__INSTRUCTION__. Copy out all lines that hold "ylabel".

(Data listing)
------------------------------------------------------------------------
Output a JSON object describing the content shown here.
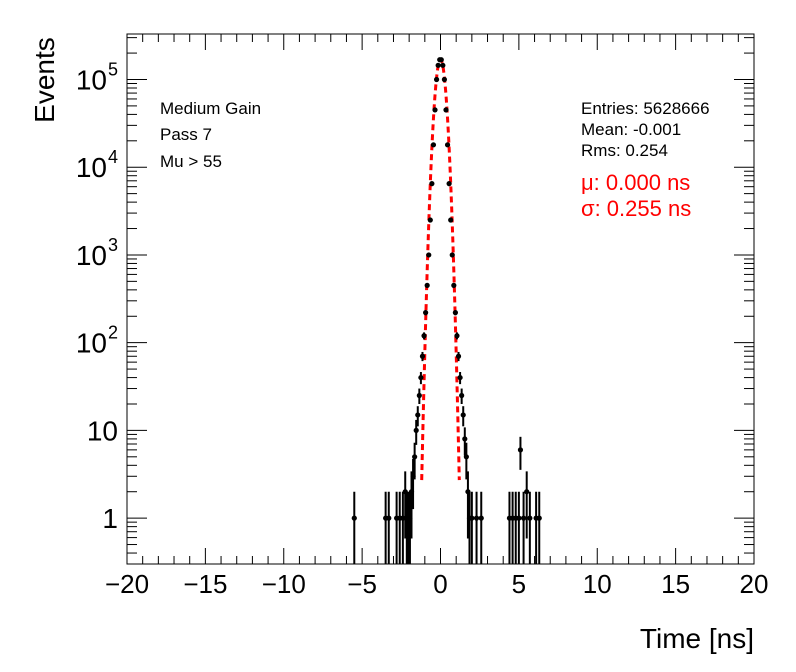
{
  "chart_data": {
    "type": "scatter",
    "title": "",
    "xlabel": "Time [ns]",
    "ylabel": "Events",
    "xlim": [
      -20,
      20
    ],
    "ylim": [
      0.3,
      330000
    ],
    "yscale": "log",
    "x_ticks": [
      "−20",
      "−15",
      "−10",
      "−5",
      "0",
      "5",
      "10",
      "15",
      "20"
    ],
    "x_tick_values": [
      -20,
      -15,
      -10,
      -5,
      0,
      5,
      10,
      15,
      20
    ],
    "y_ticks": [
      {
        "value": 1,
        "base": "1",
        "exp": ""
      },
      {
        "value": 10,
        "base": "10",
        "exp": ""
      },
      {
        "value": 100,
        "base": "10",
        "exp": "2"
      },
      {
        "value": 1000,
        "base": "10",
        "exp": "3"
      },
      {
        "value": 10000,
        "base": "10",
        "exp": "4"
      },
      {
        "value": 100000,
        "base": "10",
        "exp": "5"
      }
    ],
    "labels": {
      "line1": "Medium Gain",
      "line2": "Pass 7",
      "line3": "Mu > 55"
    },
    "stats": {
      "entries": "Entries: 5628666",
      "mean": "Mean: -0.001",
      "rms": "Rms: 0.254"
    },
    "fit": {
      "mu_text": "μ: 0.000 ns",
      "sigma_text": "σ: 0.255 ns",
      "mu": 0.0,
      "sigma": 0.255,
      "amplitude": 170000,
      "color": "#ff0000"
    },
    "series": [
      {
        "points": [
          {
            "x": -5.5,
            "y": 1
          },
          {
            "x": -3.5,
            "y": 1
          },
          {
            "x": -3.3,
            "y": 1
          },
          {
            "x": -2.8,
            "y": 1
          },
          {
            "x": -2.6,
            "y": 1
          },
          {
            "x": -2.4,
            "y": 1
          },
          {
            "x": -2.25,
            "y": 2
          },
          {
            "x": -2.15,
            "y": 1
          },
          {
            "x": -2.05,
            "y": 1
          },
          {
            "x": -1.95,
            "y": 1
          },
          {
            "x": -1.85,
            "y": 2
          },
          {
            "x": -1.75,
            "y": 3
          },
          {
            "x": -1.65,
            "y": 5
          },
          {
            "x": -1.55,
            "y": 10
          },
          {
            "x": -1.45,
            "y": 15
          },
          {
            "x": -1.35,
            "y": 25
          },
          {
            "x": -1.25,
            "y": 40
          },
          {
            "x": -1.15,
            "y": 70
          },
          {
            "x": -1.05,
            "y": 120
          },
          {
            "x": -0.95,
            "y": 220
          },
          {
            "x": -0.85,
            "y": 450
          },
          {
            "x": -0.75,
            "y": 1000
          },
          {
            "x": -0.65,
            "y": 2500
          },
          {
            "x": -0.55,
            "y": 6500
          },
          {
            "x": -0.45,
            "y": 18000
          },
          {
            "x": -0.35,
            "y": 45000
          },
          {
            "x": -0.25,
            "y": 100000
          },
          {
            "x": -0.15,
            "y": 145000
          },
          {
            "x": -0.05,
            "y": 168000
          },
          {
            "x": 0.05,
            "y": 168000
          },
          {
            "x": 0.15,
            "y": 145000
          },
          {
            "x": 0.25,
            "y": 100000
          },
          {
            "x": 0.35,
            "y": 45000
          },
          {
            "x": 0.45,
            "y": 18000
          },
          {
            "x": 0.55,
            "y": 6500
          },
          {
            "x": 0.65,
            "y": 2500
          },
          {
            "x": 0.75,
            "y": 1000
          },
          {
            "x": 0.85,
            "y": 450
          },
          {
            "x": 0.95,
            "y": 220
          },
          {
            "x": 1.05,
            "y": 120
          },
          {
            "x": 1.15,
            "y": 70
          },
          {
            "x": 1.25,
            "y": 40
          },
          {
            "x": 1.35,
            "y": 25
          },
          {
            "x": 1.45,
            "y": 15
          },
          {
            "x": 1.55,
            "y": 8
          },
          {
            "x": 1.65,
            "y": 5
          },
          {
            "x": 1.75,
            "y": 2
          },
          {
            "x": 1.85,
            "y": 1
          },
          {
            "x": 2.0,
            "y": 1
          },
          {
            "x": 2.3,
            "y": 1
          },
          {
            "x": 2.6,
            "y": 1
          },
          {
            "x": 4.4,
            "y": 1
          },
          {
            "x": 4.6,
            "y": 1
          },
          {
            "x": 4.8,
            "y": 1
          },
          {
            "x": 5.0,
            "y": 1
          },
          {
            "x": 5.1,
            "y": 6
          },
          {
            "x": 5.3,
            "y": 1
          },
          {
            "x": 5.5,
            "y": 2
          },
          {
            "x": 5.7,
            "y": 1
          },
          {
            "x": 6.1,
            "y": 1
          },
          {
            "x": 6.3,
            "y": 1
          }
        ]
      }
    ]
  }
}
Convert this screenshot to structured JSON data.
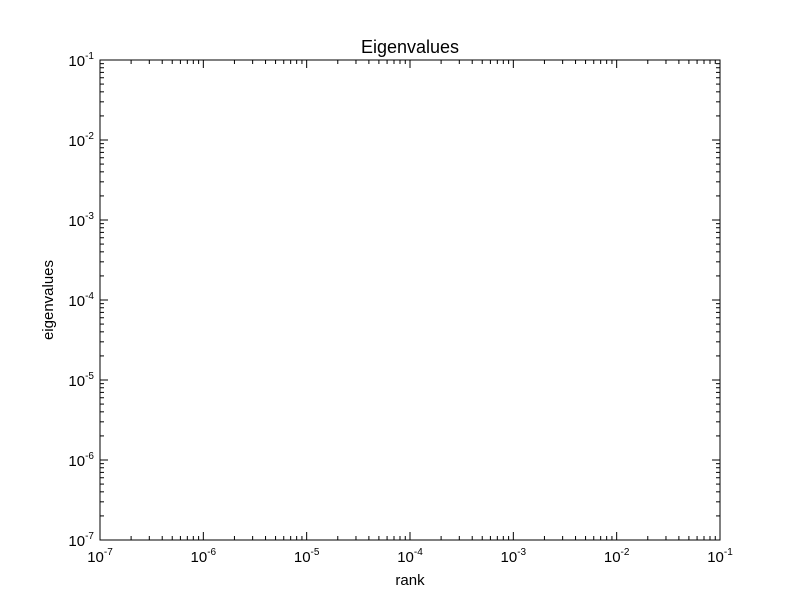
{
  "chart_data": {
    "type": "scatter",
    "title": "Eigenvalues",
    "xlabel": "rank",
    "ylabel": "eigenvalues",
    "xscale": "log",
    "yscale": "log",
    "xlim": [
      1e-07,
      0.1
    ],
    "ylim": [
      1e-07,
      0.1
    ],
    "x_ticks": [
      {
        "base": "10",
        "exp": "-7"
      },
      {
        "base": "10",
        "exp": "-6"
      },
      {
        "base": "10",
        "exp": "-5"
      },
      {
        "base": "10",
        "exp": "-4"
      },
      {
        "base": "10",
        "exp": "-3"
      },
      {
        "base": "10",
        "exp": "-2"
      },
      {
        "base": "10",
        "exp": "-1"
      }
    ],
    "y_ticks": [
      {
        "base": "10",
        "exp": "-7"
      },
      {
        "base": "10",
        "exp": "-6"
      },
      {
        "base": "10",
        "exp": "-5"
      },
      {
        "base": "10",
        "exp": "-4"
      },
      {
        "base": "10",
        "exp": "-3"
      },
      {
        "base": "10",
        "exp": "-2"
      },
      {
        "base": "10",
        "exp": "-1"
      }
    ],
    "series": [],
    "grid": false
  }
}
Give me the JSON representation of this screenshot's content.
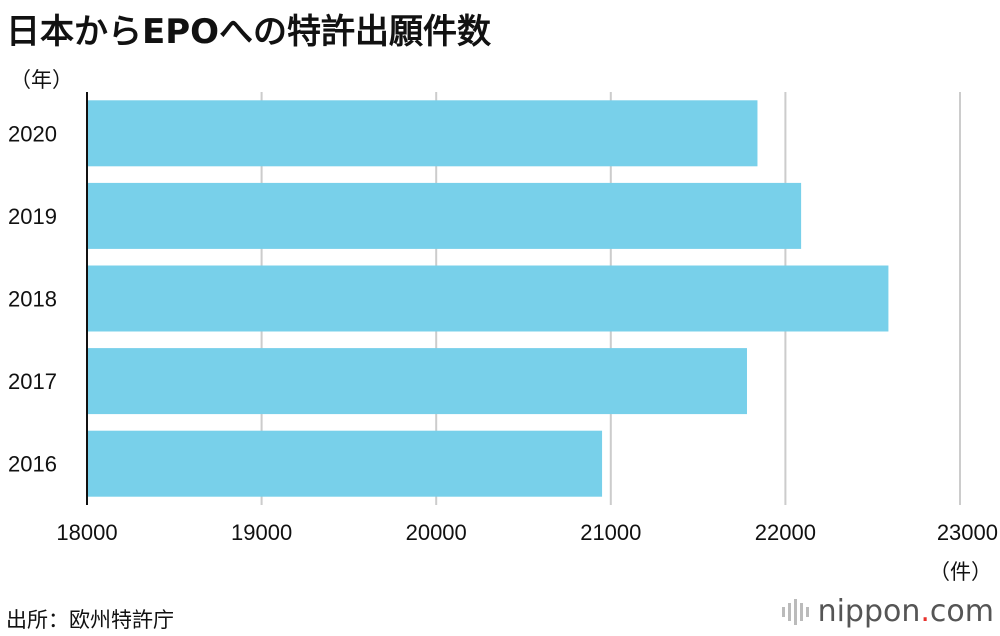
{
  "title": "日本からEPOへの特許出願件数",
  "y_unit": "（年）",
  "x_unit": "（件）",
  "source": "出所：欧州特許庁",
  "logo": {
    "name": "nippon",
    "dot": ".",
    "suffix": "com",
    "icon": "sound-bars-icon"
  },
  "colors": {
    "bar": "#78d0ea",
    "grid": "#cccccc",
    "axis": "#111111"
  },
  "chart_data": {
    "type": "bar",
    "orientation": "horizontal",
    "categories": [
      "2020",
      "2019",
      "2018",
      "2017",
      "2016"
    ],
    "values": [
      21840,
      22090,
      22590,
      21780,
      20950
    ],
    "xlim": [
      18000,
      23000
    ],
    "xticks": [
      18000,
      19000,
      20000,
      21000,
      22000,
      23000
    ],
    "grid": true,
    "title": "日本からEPOへの特許出願件数",
    "xlabel": "（件）",
    "ylabel": "（年）"
  }
}
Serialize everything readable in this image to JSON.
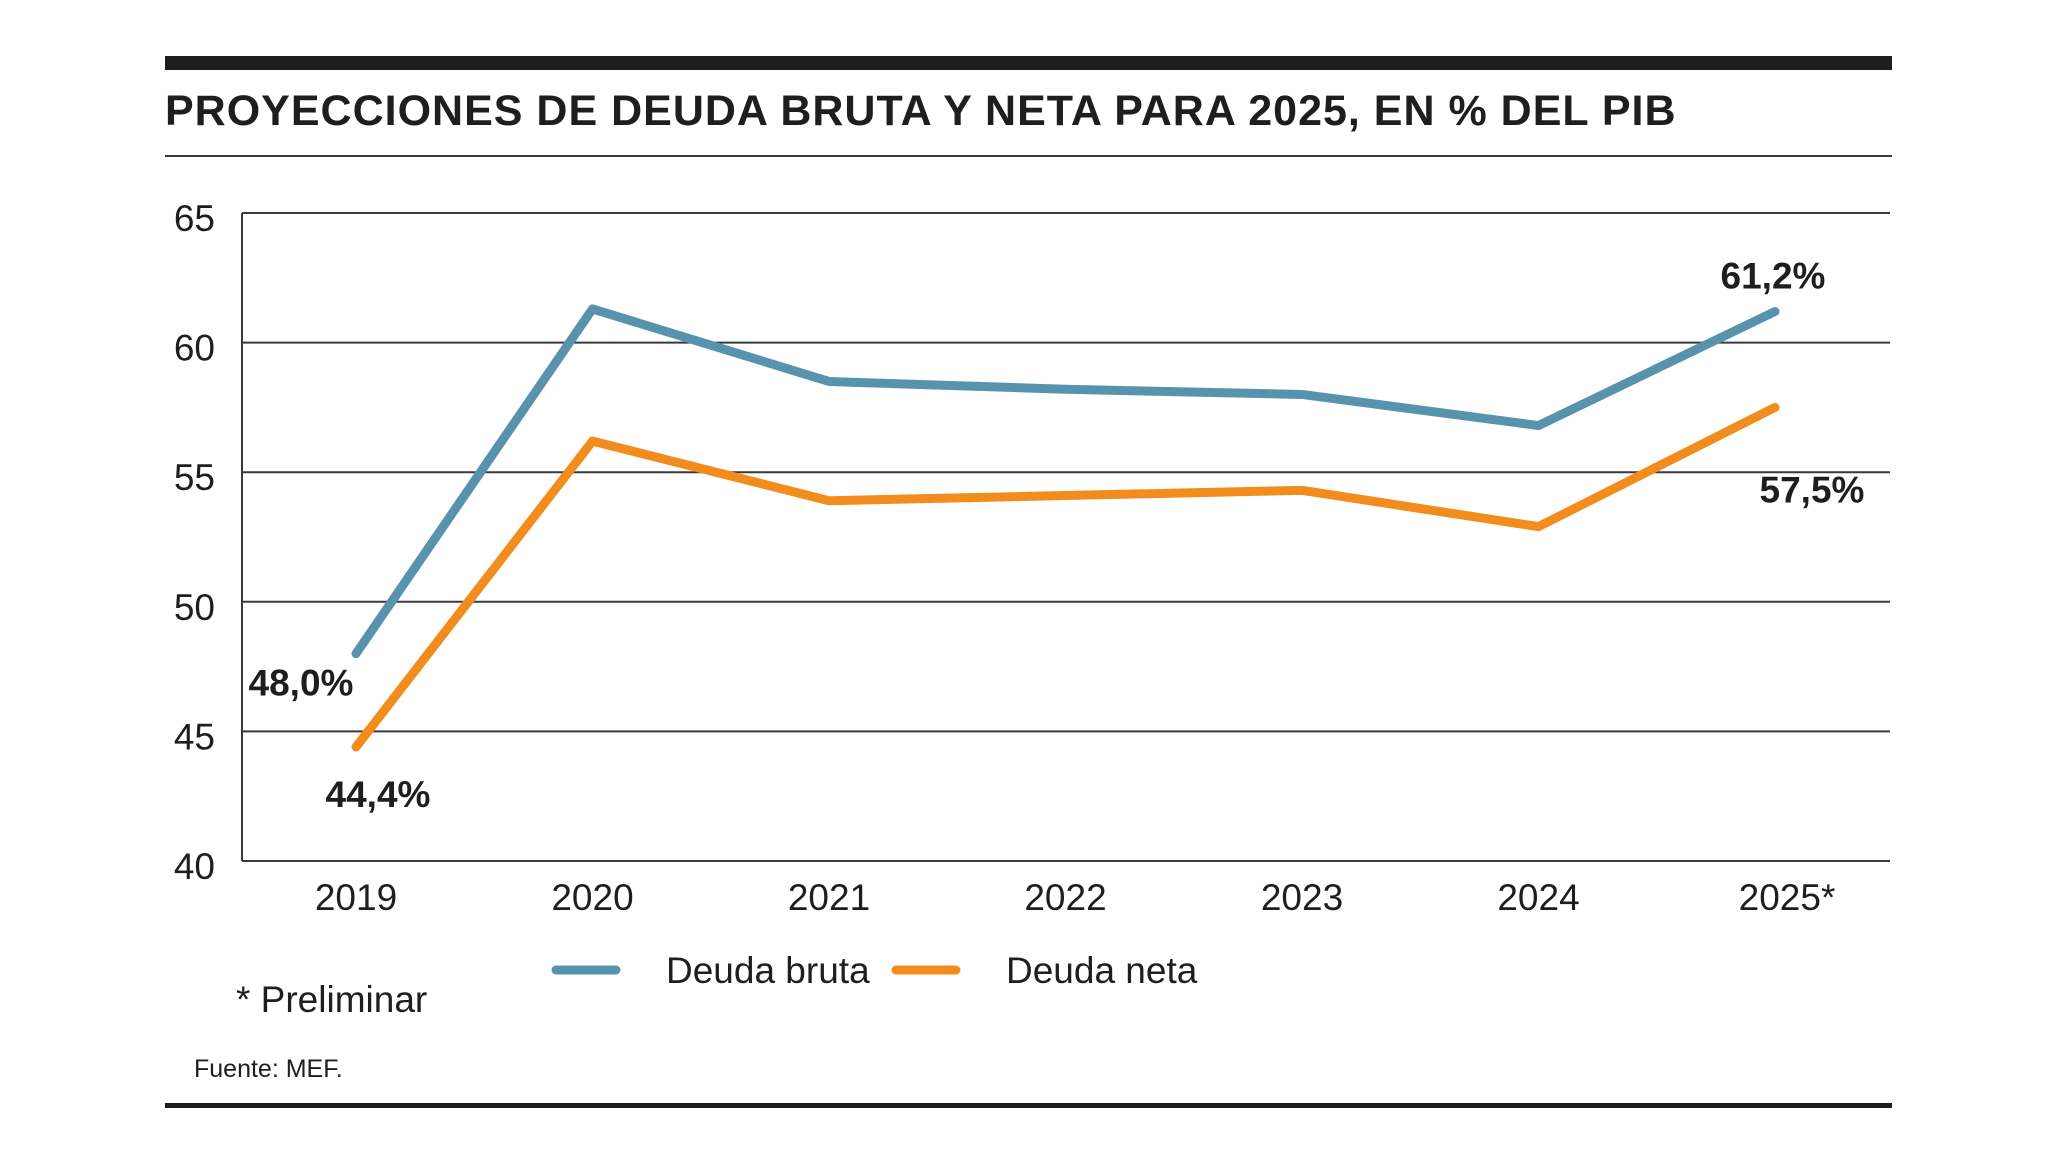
{
  "title": "PROYECCIONES DE DEUDA BRUTA Y NETA PARA 2025, EN % DEL PIB",
  "note": "* Preliminar",
  "source": "Fuente: MEF.",
  "colors": {
    "bruta": "#5893ad",
    "neta": "#f28c1c",
    "grid": "#3a3a3a",
    "text": "#1e1e1e"
  },
  "chart_data": {
    "type": "line",
    "title": "PROYECCIONES DE DEUDA BRUTA Y NETA PARA 2025, EN % DEL PIB",
    "xlabel": "",
    "ylabel": "",
    "categories": [
      "2019",
      "2020",
      "2021",
      "2022",
      "2023",
      "2024",
      "2025*"
    ],
    "ylim": [
      40,
      65
    ],
    "yticks": [
      65,
      60,
      55,
      50,
      45,
      40
    ],
    "grid": true,
    "legend_position": "bottom",
    "series": [
      {
        "name": "Deuda bruta",
        "color": "#5893ad",
        "values": [
          48.0,
          61.3,
          58.5,
          58.2,
          58.0,
          56.8,
          61.2
        ]
      },
      {
        "name": "Deuda neta",
        "color": "#f28c1c",
        "values": [
          44.4,
          56.2,
          53.9,
          54.1,
          54.3,
          52.9,
          57.5
        ]
      }
    ],
    "annotations": [
      {
        "text": "48,0%",
        "series": 0,
        "index": 0
      },
      {
        "text": "44,4%",
        "series": 1,
        "index": 0
      },
      {
        "text": "61,2%",
        "series": 0,
        "index": 6
      },
      {
        "text": "57,5%",
        "series": 1,
        "index": 6
      }
    ]
  }
}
------------------------------------------------------------------------
__EXERCISE SOLUTION__.
    "ylabel": "Events",
    "ylabel": "eigenvalues",
    "ylabel": "（年）"
    "ylabel": "",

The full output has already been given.